## Extracted records
## Start
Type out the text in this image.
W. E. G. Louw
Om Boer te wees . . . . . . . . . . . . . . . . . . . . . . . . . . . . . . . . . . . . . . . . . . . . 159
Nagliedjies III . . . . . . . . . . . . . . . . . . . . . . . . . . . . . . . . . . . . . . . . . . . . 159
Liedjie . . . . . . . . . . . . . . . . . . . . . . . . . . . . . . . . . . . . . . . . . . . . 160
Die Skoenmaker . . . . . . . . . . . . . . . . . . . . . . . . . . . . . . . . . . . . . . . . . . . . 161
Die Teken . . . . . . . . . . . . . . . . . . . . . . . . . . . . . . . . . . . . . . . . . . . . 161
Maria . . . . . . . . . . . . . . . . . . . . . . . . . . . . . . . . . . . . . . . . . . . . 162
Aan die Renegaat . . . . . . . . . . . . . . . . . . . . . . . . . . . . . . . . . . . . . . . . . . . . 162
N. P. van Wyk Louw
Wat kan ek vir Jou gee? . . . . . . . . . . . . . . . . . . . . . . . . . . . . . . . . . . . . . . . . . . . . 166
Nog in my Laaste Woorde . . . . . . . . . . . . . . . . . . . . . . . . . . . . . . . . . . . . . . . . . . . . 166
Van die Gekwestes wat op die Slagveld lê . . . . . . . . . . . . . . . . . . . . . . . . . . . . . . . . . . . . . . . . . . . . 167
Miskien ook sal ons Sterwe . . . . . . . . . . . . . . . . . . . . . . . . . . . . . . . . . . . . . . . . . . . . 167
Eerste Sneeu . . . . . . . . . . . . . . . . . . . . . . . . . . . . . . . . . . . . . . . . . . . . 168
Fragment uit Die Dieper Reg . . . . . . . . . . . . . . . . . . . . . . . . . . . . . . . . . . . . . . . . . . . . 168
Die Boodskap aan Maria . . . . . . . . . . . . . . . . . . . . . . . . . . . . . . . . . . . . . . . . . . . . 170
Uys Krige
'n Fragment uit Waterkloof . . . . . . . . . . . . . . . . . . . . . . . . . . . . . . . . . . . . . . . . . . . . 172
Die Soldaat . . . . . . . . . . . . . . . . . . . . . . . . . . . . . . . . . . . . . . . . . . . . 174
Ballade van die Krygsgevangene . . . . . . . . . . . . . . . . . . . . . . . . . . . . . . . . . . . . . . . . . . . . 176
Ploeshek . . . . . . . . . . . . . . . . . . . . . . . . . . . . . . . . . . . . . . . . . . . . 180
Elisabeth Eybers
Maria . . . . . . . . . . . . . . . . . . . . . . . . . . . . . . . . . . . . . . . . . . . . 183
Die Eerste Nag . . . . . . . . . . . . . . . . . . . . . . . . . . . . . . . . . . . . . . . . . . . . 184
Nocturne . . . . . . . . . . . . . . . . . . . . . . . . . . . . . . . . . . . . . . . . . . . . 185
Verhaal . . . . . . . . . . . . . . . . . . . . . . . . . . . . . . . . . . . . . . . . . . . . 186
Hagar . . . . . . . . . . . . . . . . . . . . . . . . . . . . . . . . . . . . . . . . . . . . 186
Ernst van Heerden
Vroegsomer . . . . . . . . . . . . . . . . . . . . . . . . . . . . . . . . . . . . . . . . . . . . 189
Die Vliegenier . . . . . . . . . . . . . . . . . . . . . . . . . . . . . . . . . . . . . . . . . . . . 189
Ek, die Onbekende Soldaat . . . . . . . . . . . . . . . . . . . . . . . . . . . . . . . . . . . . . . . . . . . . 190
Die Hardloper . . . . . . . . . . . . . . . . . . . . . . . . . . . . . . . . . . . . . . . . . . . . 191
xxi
## End
## What to do
Find all lines holding the string "Maria" and copy them.

## Response for this exercise
Maria . . . . . . . . . . . . . . . . . . . . . . . . . . . . . . . . . . . . . . . . . . . . 162
Die Boodskap aan Maria . . . . . . . . . . . . . . . . . . . . . . . . . . . . . . . . . . . . . . . . . . . . 170
Maria . . . . . . . . . . . . . . . . . . . . . . . . . . . . . . . . . . . . . . . . . . . . 183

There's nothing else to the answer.